◆ Problem statement
Make an exact copy of the records, with the images left out.

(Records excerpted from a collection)

* begin *

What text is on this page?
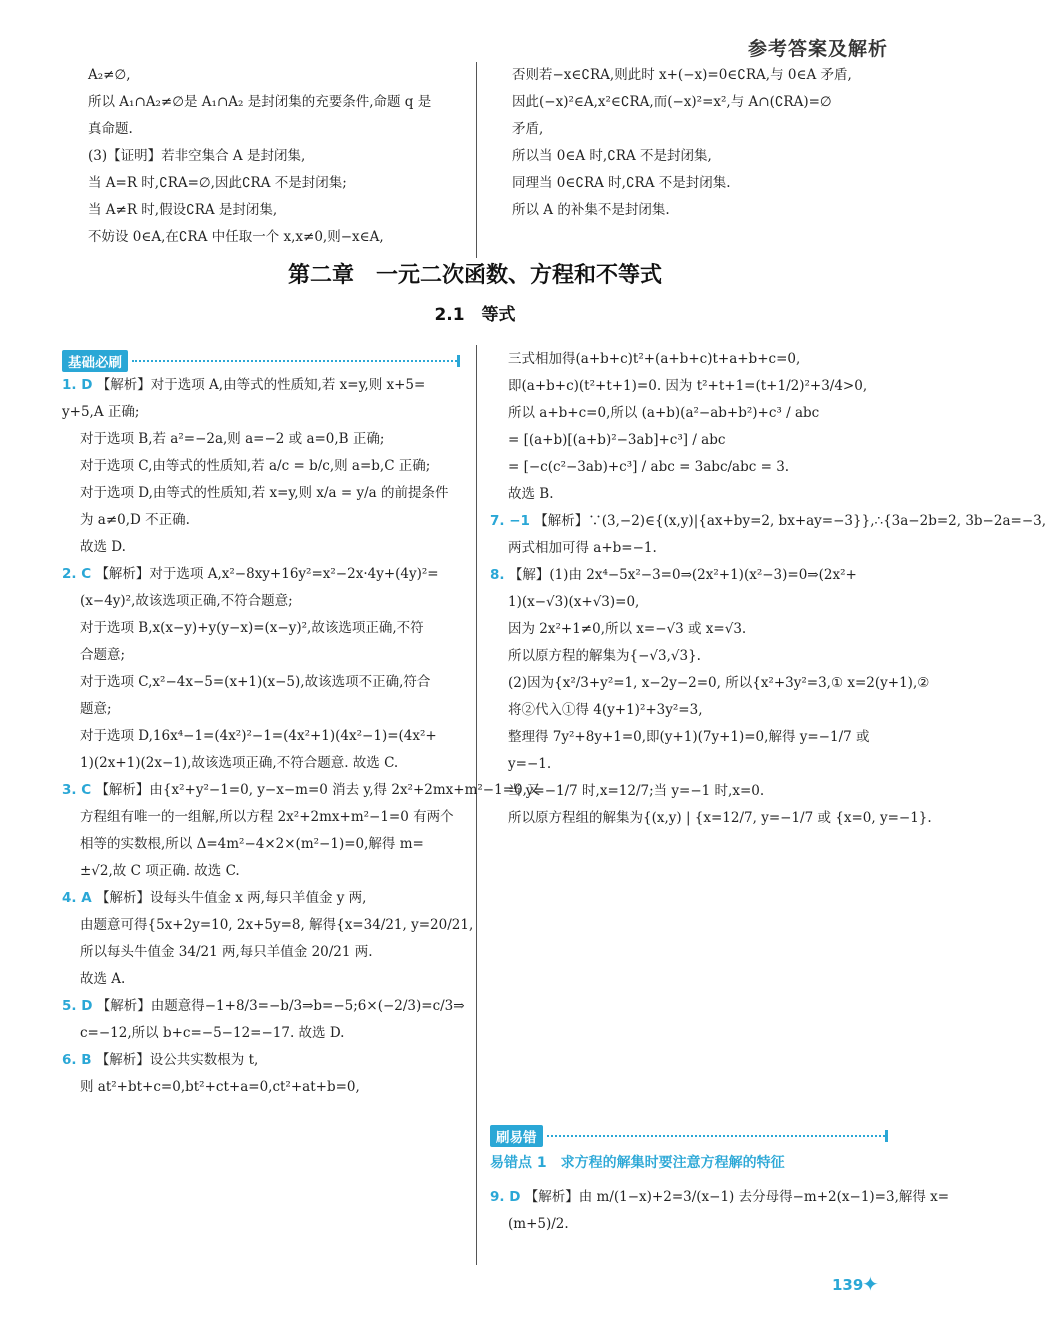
参考答案及解析

A₂≠∅,

所以 A₁∩A₂≠∅是 A₁∩A₂ 是封闭集的充要条件,命题 q 是

真命题.

(3)【证明】若非空集合 A 是封闭集,

当 A=R 时,∁RA=∅,因此∁RA 不是封闭集;

当 A≠R 时,假设∁RA 是封闭集,

不妨设 0∈A,在∁RA 中任取一个 x,x≠0,则−x∈A,

否则若−x∈∁RA,则此时 x+(−x)=0∈∁RA,与 0∈A 矛盾,

因此(−x)²∈A,x²∈∁RA,而(−x)²=x²,与 A∩(∁RA)=∅

矛盾,

所以当 0∈A 时,∁RA 不是封闭集,

同理当 0∈∁RA 时,∁RA 不是封闭集.

所以 A 的补集不是封闭集.

第二章　一元二次函数、方程和不等式
2.1　等式
基础必刷

1. D 【解析】对于选项 A,由等式的性质知,若 x=y,则 x+5=

y+5,A 正确;

对于选项 B,若 a²=−2a,则 a=−2 或 a=0,B 正确;

对于选项 C,由等式的性质知,若 a/c = b/c,则 a=b,C 正确;

对于选项 D,由等式的性质知,若 x=y,则 x/a = y/a 的前提条件

为 a≠0,D 不正确.

故选 D.

2. C 【解析】对于选项 A,x²−8xy+16y²=x²−2x·4y+(4y)²=

(x−4y)²,故该选项正确,不符合题意;

对于选项 B,x(x−y)+y(y−x)=(x−y)²,故该选项正确,不符

合题意;

对于选项 C,x²−4x−5=(x+1)(x−5),故该选项不正确,符合

题意;

对于选项 D,16x⁴−1=(4x²)²−1=(4x²+1)(4x²−1)=(4x²+

1)(2x+1)(2x−1),故该选项正确,不符合题意. 故选 C.

3. C 【解析】由{x²+y²−1=0, y−x−m=0 消去 y,得 2x²+2mx+m²−1=0,又

方程组有唯一的一组解,所以方程 2x²+2mx+m²−1=0 有两个

相等的实数根,所以 Δ=4m²−4×2×(m²−1)=0,解得 m=

±√2,故 C 项正确. 故选 C.

4. A 【解析】设每头牛值金 x 两,每只羊值金 y 两,

由题意可得{5x+2y=10, 2x+5y=8, 解得{x=34/21, y=20/21,

所以每头牛值金 34/21 两,每只羊值金 20/21 两.

故选 A.

5. D 【解析】由题意得−1+8/3=−b/3⇒b=−5;6×(−2/3)=c/3⇒

c=−12,所以 b+c=−5−12=−17. 故选 D.

6. B 【解析】设公共实数根为 t,

则 at²+bt+c=0,bt²+ct+a=0,ct²+at+b=0,

三式相加得(a+b+c)t²+(a+b+c)t+a+b+c=0,

即(a+b+c)(t²+t+1)=0. 因为 t²+t+1=(t+1/2)²+3/4>0,

所以 a+b+c=0,所以 (a+b)(a²−ab+b²)+c³ / abc

= [(a+b)[(a+b)²−3ab]+c³] / abc

= [−c(c²−3ab)+c³] / abc = 3abc/abc = 3.

故选 B.

7. −1 【解析】∵(3,−2)∈{(x,y)|{ax+by=2, bx+ay=−3}},∴{3a−2b=2, 3b−2a=−3,

两式相加可得 a+b=−1.

8. 【解】(1)由 2x⁴−5x²−3=0⇒(2x²+1)(x²−3)=0⇒(2x²+

1)(x−√3)(x+√3)=0,

因为 2x²+1≠0,所以 x=−√3 或 x=√3.

所以原方程的解集为{−√3,√3}.

(2)因为{x²/3+y²=1, x−2y−2=0, 所以{x²+3y²=3,① x=2(y+1),②

将②代入①得 4(y+1)²+3y²=3,

整理得 7y²+8y+1=0,即(y+1)(7y+1)=0,解得 y=−1/7 或

y=−1.

当 y=−1/7 时,x=12/7;当 y=−1 时,x=0.

所以原方程组的解集为{(x,y) | {x=12/7, y=−1/7 或 {x=0, y=−1}.

刷易错
易错点 1　求方程的解集时要注意方程解的特征

9. D 【解析】由 m/(1−x)+2=3/(x−1) 去分母得−m+2(x−1)=3,解得 x=

(m+5)/2.

139
✦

* end *

◆ Response for this exercise
What text is on this page?
参考答案及解析

A₂≠∅,

所以 A₁∩A₂≠∅是 A₁∩A₂ 是封闭集的充要条件,命题 q 是

真命题.

(3)【证明】若非空集合 A 是封闭集,

当 A=R 时,∁RA=∅,因此∁RA 不是封闭集;

当 A≠R 时,假设∁RA 是封闭集,

不妨设 0∈A,在∁RA 中任取一个 x,x≠0,则−x∈A,

否则若−x∈∁RA,则此时 x+(−x)=0∈∁RA,与 0∈A 矛盾,

因此(−x)²∈A,x²∈∁RA,而(−x)²=x²,与 A∩(∁RA)=∅

矛盾,

所以当 0∈A 时,∁RA 不是封闭集,

同理当 0∈∁RA 时,∁RA 不是封闭集.

所以 A 的补集不是封闭集.

第二章　一元二次函数、方程和不等式
2.1　等式
基础必刷

1. D 【解析】对于选项 A,由等式的性质知,若 x=y,则 x+5=

y+5,A 正确;

对于选项 B,若 a²=−2a,则 a=−2 或 a=0,B 正确;

对于选项 C,由等式的性质知,若 a/c = b/c,则 a=b,C 正确;

对于选项 D,由等式的性质知,若 x=y,则 x/a = y/a 的前提条件

为 a≠0,D 不正确.

故选 D.

2. C 【解析】对于选项 A,x²−8xy+16y²=x²−2x·4y+(4y)²=

(x−4y)²,故该选项正确,不符合题意;

对于选项 B,x(x−y)+y(y−x)=(x−y)²,故该选项正确,不符

合题意;

对于选项 C,x²−4x−5=(x+1)(x−5),故该选项不正确,符合

题意;

对于选项 D,16x⁴−1=(4x²)²−1=(4x²+1)(4x²−1)=(4x²+

1)(2x+1)(2x−1),故该选项正确,不符合题意. 故选 C.

3. C 【解析】由{x²+y²−1=0, y−x−m=0 消去 y,得 2x²+2mx+m²−1=0,又

方程组有唯一的一组解,所以方程 2x²+2mx+m²−1=0 有两个

相等的实数根,所以 Δ=4m²−4×2×(m²−1)=0,解得 m=

±√2,故 C 项正确. 故选 C.

4. A 【解析】设每头牛值金 x 两,每只羊值金 y 两,

由题意可得{5x+2y=10, 2x+5y=8, 解得{x=34/21, y=20/21,

所以每头牛值金 34/21 两,每只羊值金 20/21 两.

故选 A.

5. D 【解析】由题意得−1+8/3=−b/3⇒b=−5;6×(−2/3)=c/3⇒

c=−12,所以 b+c=−5−12=−17. 故选 D.

6. B 【解析】设公共实数根为 t,

则 at²+bt+c=0,bt²+ct+a=0,ct²+at+b=0,

三式相加得(a+b+c)t²+(a+b+c)t+a+b+c=0,

即(a+b+c)(t²+t+1)=0. 因为 t²+t+1=(t+1/2)²+3/4>0,

所以 a+b+c=0,所以 (a+b)(a²−ab+b²)+c³ / abc

= [(a+b)[(a+b)²−3ab]+c³] / abc

= [−c(c²−3ab)+c³] / abc = 3abc/abc = 3.

故选 B.

7. −1 【解析】∵(3,−2)∈{(x,y)|{ax+by=2, bx+ay=−3}},∴{3a−2b=2, 3b−2a=−3,

两式相加可得 a+b=−1.

8. 【解】(1)由 2x⁴−5x²−3=0⇒(2x²+1)(x²−3)=0⇒(2x²+

1)(x−√3)(x+√3)=0,

因为 2x²+1≠0,所以 x=−√3 或 x=√3.

所以原方程的解集为{−√3,√3}.

(2)因为{x²/3+y²=1, x−2y−2=0, 所以{x²+3y²=3,① x=2(y+1),②

将②代入①得 4(y+1)²+3y²=3,

整理得 7y²+8y+1=0,即(y+1)(7y+1)=0,解得 y=−1/7 或

y=−1.

当 y=−1/7 时,x=12/7;当 y=−1 时,x=0.

所以原方程组的解集为{(x,y) | {x=12/7, y=−1/7 或 {x=0, y=−1}.

刷易错
易错点 1　求方程的解集时要注意方程解的特征

9. D 【解析】由 m/(1−x)+2=3/(x−1) 去分母得−m+2(x−1)=3,解得 x=

(m+5)/2.

139
✦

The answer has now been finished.